_What the task asks_: Count every line in the entries that follow where the word "içkilər" appears, then state only the total.

_Given data_:

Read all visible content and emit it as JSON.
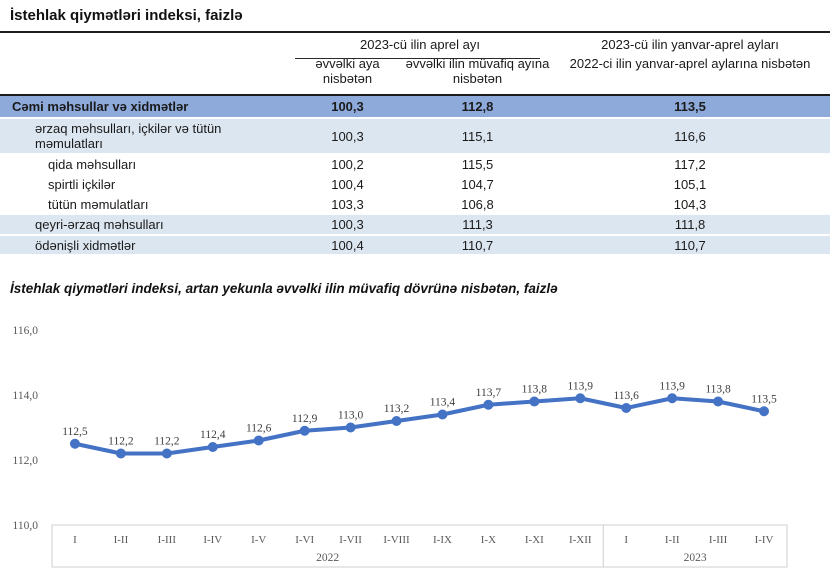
{
  "page": {
    "title": "İstehlak qiymətləri indeksi, faizlə",
    "chart_title": "İstehlak qiymətləri indeksi, artan yekunla əvvəlki ilin müvafiq dövrünə nisbətən, faizlə"
  },
  "table": {
    "group_header": "2023-cü ilin aprel ayı",
    "subheaders": [
      "əvvəlki aya nisbətən",
      "əvvəlki ilin müvafiq ayına nisbətən"
    ],
    "col4": {
      "line1": "2023-cü ilin yanvar-aprel ayları",
      "line2": "2022-ci ilin yanvar-aprel aylarına nisbətən"
    },
    "rows": [
      {
        "label": "Cəmi məhsullar və xidmətlər",
        "v1": "100,3",
        "v2": "112,8",
        "v3": "113,5"
      },
      {
        "label": "ərzaq məhsulları, içkilər və tütün məmulatları",
        "v1": "100,3",
        "v2": "115,1",
        "v3": "116,6"
      },
      {
        "label": "qida məhsulları",
        "v1": "100,2",
        "v2": "115,5",
        "v3": "117,2"
      },
      {
        "label": "spirtli içkilər",
        "v1": "100,4",
        "v2": "104,7",
        "v3": "105,1"
      },
      {
        "label": "tütün məmulatları",
        "v1": "103,3",
        "v2": "106,8",
        "v3": "104,3"
      },
      {
        "label": "qeyri-ərzaq məhsulları",
        "v1": "100,3",
        "v2": "111,3",
        "v3": "111,8"
      },
      {
        "label": "ödənişli xidmətlər",
        "v1": "100,4",
        "v2": "110,7",
        "v3": "110,7"
      }
    ]
  },
  "chart_data": {
    "type": "line",
    "title": "İstehlak qiymətləri indeksi, artan yekunla əvvəlki ilin müvafiq dövrünə nisbətən, faizlə",
    "categories": [
      "I",
      "I-II",
      "I-III",
      "I-IV",
      "I-V",
      "I-VI",
      "I-VII",
      "I-VIII",
      "I-IX",
      "I-X",
      "I-XI",
      "I-XII",
      "I",
      "I-II",
      "I-III",
      "I-IV"
    ],
    "values": [
      112.5,
      112.2,
      112.2,
      112.4,
      112.6,
      112.9,
      113.0,
      113.2,
      113.4,
      113.7,
      113.8,
      113.9,
      113.6,
      113.9,
      113.8,
      113.5
    ],
    "year_groups": [
      {
        "label": "2022",
        "count": 12
      },
      {
        "label": "2023",
        "count": 4
      }
    ],
    "xlabel": "",
    "ylabel": "",
    "ylim": [
      110,
      116
    ],
    "yticks": [
      110,
      112,
      114,
      116
    ],
    "grid": false,
    "legend": false,
    "decimal_separator": ",",
    "line_color": "#4472C4",
    "axis_box_color": "#cfcfcf"
  }
}
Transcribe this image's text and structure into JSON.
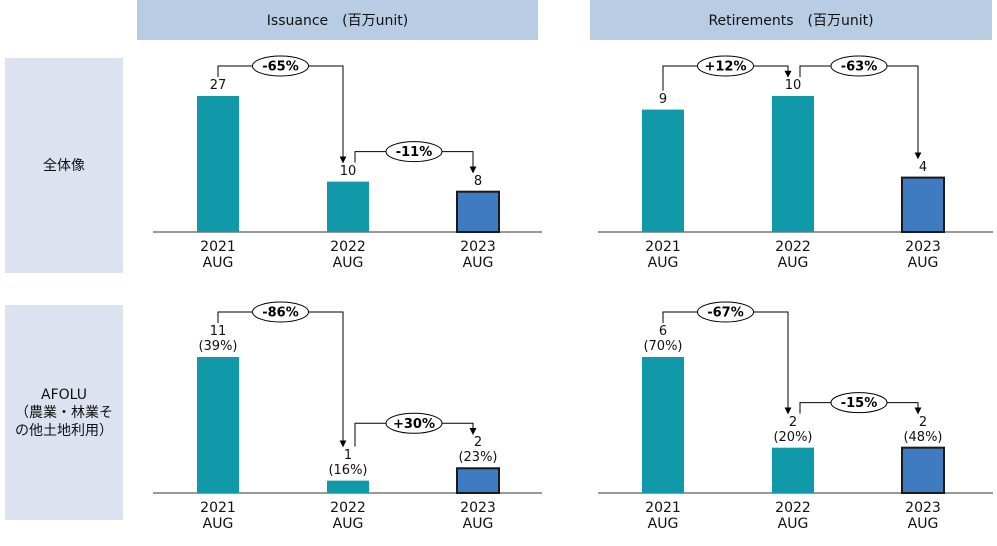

_Answer to the exercise_: 2